:: Record extracts

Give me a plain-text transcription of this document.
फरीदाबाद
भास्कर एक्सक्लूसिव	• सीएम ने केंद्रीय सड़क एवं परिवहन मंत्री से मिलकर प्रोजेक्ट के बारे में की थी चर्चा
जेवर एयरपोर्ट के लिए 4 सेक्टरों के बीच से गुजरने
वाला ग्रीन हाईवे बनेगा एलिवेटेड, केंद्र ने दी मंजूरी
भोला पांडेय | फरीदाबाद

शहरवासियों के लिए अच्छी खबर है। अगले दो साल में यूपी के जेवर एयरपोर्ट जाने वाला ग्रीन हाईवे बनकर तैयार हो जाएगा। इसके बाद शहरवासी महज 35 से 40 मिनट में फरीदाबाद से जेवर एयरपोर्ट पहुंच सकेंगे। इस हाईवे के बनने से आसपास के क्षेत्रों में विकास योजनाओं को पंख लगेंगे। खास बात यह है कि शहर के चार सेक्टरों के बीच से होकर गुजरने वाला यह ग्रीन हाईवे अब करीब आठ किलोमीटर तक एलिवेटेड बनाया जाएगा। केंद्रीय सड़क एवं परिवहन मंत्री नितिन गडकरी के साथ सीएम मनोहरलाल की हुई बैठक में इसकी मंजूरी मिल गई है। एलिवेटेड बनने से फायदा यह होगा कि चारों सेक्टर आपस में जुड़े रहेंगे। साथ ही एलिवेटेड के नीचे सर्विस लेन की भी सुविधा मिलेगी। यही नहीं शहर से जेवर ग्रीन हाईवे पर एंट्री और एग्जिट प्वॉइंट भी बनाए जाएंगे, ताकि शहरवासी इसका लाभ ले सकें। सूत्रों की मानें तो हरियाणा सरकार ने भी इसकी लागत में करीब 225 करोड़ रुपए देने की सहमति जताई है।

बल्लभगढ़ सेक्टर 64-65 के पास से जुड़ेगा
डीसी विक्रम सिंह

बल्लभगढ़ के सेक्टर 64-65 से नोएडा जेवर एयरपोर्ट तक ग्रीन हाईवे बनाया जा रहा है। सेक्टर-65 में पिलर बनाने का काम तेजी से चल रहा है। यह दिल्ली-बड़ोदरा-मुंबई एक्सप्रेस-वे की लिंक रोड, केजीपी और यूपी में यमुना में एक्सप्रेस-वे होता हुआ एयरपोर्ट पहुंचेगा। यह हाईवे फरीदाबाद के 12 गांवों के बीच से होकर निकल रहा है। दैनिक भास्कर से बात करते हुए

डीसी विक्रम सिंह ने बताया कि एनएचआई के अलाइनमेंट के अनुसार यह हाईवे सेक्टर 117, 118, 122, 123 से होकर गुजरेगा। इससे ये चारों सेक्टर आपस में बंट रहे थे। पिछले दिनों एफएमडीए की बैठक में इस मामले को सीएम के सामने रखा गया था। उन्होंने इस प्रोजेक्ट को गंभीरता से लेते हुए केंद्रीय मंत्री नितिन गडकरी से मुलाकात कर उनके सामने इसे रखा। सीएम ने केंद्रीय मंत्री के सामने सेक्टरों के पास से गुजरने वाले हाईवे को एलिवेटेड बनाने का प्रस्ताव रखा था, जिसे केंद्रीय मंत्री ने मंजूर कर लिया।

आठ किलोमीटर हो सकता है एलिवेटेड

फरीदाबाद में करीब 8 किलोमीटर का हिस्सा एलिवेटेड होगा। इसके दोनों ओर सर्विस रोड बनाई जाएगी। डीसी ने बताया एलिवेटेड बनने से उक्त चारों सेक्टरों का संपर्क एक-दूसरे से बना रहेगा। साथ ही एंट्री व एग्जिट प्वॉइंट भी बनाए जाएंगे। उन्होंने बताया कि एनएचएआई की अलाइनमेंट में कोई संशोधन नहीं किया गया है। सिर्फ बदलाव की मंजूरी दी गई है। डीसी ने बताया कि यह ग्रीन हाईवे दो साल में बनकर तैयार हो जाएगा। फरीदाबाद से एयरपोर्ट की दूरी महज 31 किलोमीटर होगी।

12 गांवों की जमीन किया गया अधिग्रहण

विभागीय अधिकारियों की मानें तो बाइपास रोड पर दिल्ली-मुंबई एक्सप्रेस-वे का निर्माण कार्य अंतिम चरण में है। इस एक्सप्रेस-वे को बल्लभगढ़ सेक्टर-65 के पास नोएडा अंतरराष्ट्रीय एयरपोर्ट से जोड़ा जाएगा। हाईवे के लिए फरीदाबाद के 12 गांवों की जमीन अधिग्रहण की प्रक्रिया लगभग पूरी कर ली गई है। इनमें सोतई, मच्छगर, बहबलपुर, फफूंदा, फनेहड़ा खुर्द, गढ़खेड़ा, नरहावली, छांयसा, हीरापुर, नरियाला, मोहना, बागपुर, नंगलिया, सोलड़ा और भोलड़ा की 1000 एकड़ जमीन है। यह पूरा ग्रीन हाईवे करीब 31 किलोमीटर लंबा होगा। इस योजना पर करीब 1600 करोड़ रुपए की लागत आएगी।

::::

Reproduce all the data word for word.

* **Expected answer**:
Give me a plain-text transcription of this document.
फरीदाबाद
भास्कर एक्सक्लूसिव	• सीएम ने केंद्रीय सड़क एवं परिवहन मंत्री से मिलकर प्रोजेक्ट के बारे में की थी चर्चा
जेवर एयरपोर्ट के लिए 4 सेक्टरों के बीच से गुजरने
वाला ग्रीन हाईवे बनेगा एलिवेटेड, केंद्र ने दी मंजूरी
भोला पांडेय | फरीदाबाद

शहरवासियों के लिए अच्छी खबर है। अगले दो साल में यूपी के जेवर एयरपोर्ट जाने वाला ग्रीन हाईवे बनकर तैयार हो जाएगा। इसके बाद शहरवासी महज 35 से 40 मिनट में फरीदाबाद से जेवर एयरपोर्ट पहुंच सकेंगे। इस हाईवे के बनने से आसपास के क्षेत्रों में विकास योजनाओं को पंख लगेंगे। खास बात यह है कि शहर के चार सेक्टरों के बीच से होकर गुजरने वाला यह ग्रीन हाईवे अब करीब आठ किलोमीटर तक एलिवेटेड बनाया जाएगा। केंद्रीय सड़क एवं परिवहन मंत्री नितिन गडकरी के साथ सीएम मनोहरलाल की हुई बैठक में इसकी मंजूरी मिल गई है। एलिवेटेड बनने से फायदा यह होगा कि चारों सेक्टर आपस में जुड़े रहेंगे। साथ ही एलिवेटेड के नीचे सर्विस लेन की भी सुविधा मिलेगी। यही नहीं शहर से जेवर ग्रीन हाईवे पर एंट्री और एग्जिट प्वॉइंट भी बनाए जाएंगे, ताकि शहरवासी इसका लाभ ले सकें। सूत्रों की मानें तो हरियाणा सरकार ने भी इसकी लागत में करीब 225 करोड़ रुपए देने की सहमति जताई है।

बल्लभगढ़ सेक्टर 64-65 के पास से जुड़ेगा
डीसी विक्रम सिंह

बल्लभगढ़ के सेक्टर 64-65 से नोएडा जेवर एयरपोर्ट तक ग्रीन हाईवे बनाया जा रहा है। सेक्टर-65 में पिलर बनाने का काम तेजी से चल रहा है। यह दिल्ली-बड़ोदरा-मुंबई एक्सप्रेस-वे की लिंक रोड, केजीपी और यूपी में यमुना में एक्सप्रेस-वे होता हुआ एयरपोर्ट पहुंचेगा। यह हाईवे फरीदाबाद के 12 गांवों के बीच से होकर निकल रहा है। दैनिक भास्कर से बात करते हुए

डीसी विक्रम सिंह ने बताया कि एनएचआई के अलाइनमेंट के अनुसार यह हाईवे सेक्टर 117, 118, 122, 123 से होकर गुजरेगा। इससे ये चारों सेक्टर आपस में बंट रहे थे। पिछले दिनों एफएमडीए की बैठक में इस मामले को सीएम के सामने रखा गया था। उन्होंने इस प्रोजेक्ट को गंभीरता से लेते हुए केंद्रीय मंत्री नितिन गडकरी से मुलाकात कर उनके सामने इसे रखा। सीएम ने केंद्रीय मंत्री के सामने सेक्टरों के पास से गुजरने वाले हाईवे को एलिवेटेड बनाने का प्रस्ताव रखा था, जिसे केंद्रीय मंत्री ने मंजूर कर लिया।

आठ किलोमीटर हो सकता है एलिवेटेड

फरीदाबाद में करीब 8 किलोमीटर का हिस्सा एलिवेटेड होगा। इसके दोनों ओर सर्विस रोड बनाई जाएगी। डीसी ने बताया एलिवेटेड बनने से उक्त चारों सेक्टरों का संपर्क एक-दूसरे से बना रहेगा। साथ ही एंट्री व एग्जिट प्वॉइंट भी बनाए जाएंगे। उन्होंने बताया कि एनएचएआई की अलाइनमेंट में कोई संशोधन नहीं किया गया है। सिर्फ बदलाव की मंजूरी दी गई है। डीसी ने बताया कि यह ग्रीन हाईवे दो साल में बनकर तैयार हो जाएगा। फरीदाबाद से एयरपोर्ट की दूरी महज 31 किलोमीटर होगी।

12 गांवों की जमीन किया गया अधिग्रहण

विभागीय अधिकारियों की मानें तो बाइपास रोड पर दिल्ली-मुंबई एक्सप्रेस-वे का निर्माण कार्य अंतिम चरण में है। इस एक्सप्रेस-वे को बल्लभगढ़ सेक्टर-65 के पास नोएडा अंतरराष्ट्रीय एयरपोर्ट से जोड़ा जाएगा। हाईवे के लिए फरीदाबाद के 12 गांवों की जमीन अधिग्रहण की प्रक्रिया लगभग पूरी कर ली गई है। इनमें सोतई, मच्छगर, बहबलपुर, फफूंदा, फनेहड़ा खुर्द, गढ़खेड़ा, नरहावली, छांयसा, हीरापुर, नरियाला, मोहना, बागपुर, नंगलिया, सोलड़ा और भोलड़ा की 1000 एकड़ जमीन है। यह पूरा ग्रीन हाईवे करीब 31 किलोमीटर लंबा होगा। इस योजना पर करीब 1600 करोड़ रुपए की लागत आएगी।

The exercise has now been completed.